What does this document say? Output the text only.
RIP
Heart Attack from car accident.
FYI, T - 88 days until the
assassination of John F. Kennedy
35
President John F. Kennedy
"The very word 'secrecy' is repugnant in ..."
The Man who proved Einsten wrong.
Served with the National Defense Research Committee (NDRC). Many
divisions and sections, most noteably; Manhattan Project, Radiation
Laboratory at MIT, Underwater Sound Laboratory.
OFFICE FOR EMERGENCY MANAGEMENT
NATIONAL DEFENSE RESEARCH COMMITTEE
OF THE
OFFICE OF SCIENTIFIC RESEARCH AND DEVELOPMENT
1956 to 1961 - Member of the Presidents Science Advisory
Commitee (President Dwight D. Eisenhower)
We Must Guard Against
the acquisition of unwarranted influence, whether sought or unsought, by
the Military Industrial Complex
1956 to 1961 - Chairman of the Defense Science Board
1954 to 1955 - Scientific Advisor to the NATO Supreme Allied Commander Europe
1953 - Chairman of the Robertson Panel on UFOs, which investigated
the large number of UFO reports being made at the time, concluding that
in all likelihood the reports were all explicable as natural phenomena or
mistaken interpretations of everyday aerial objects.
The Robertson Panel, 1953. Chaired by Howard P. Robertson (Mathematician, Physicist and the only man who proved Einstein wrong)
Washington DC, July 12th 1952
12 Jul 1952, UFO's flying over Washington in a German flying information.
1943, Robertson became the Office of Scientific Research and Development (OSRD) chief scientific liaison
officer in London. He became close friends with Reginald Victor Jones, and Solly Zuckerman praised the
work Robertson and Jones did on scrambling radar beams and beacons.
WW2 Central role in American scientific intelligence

==*==

# Do this
Go through the records. Copy each line where "Jones" appears.

# Task answer
officer in London. He became close friends with Reginald Victor Jones, and Solly Zuckerman praised the
work Robertson and Jones did on scrambling radar beams and beacons.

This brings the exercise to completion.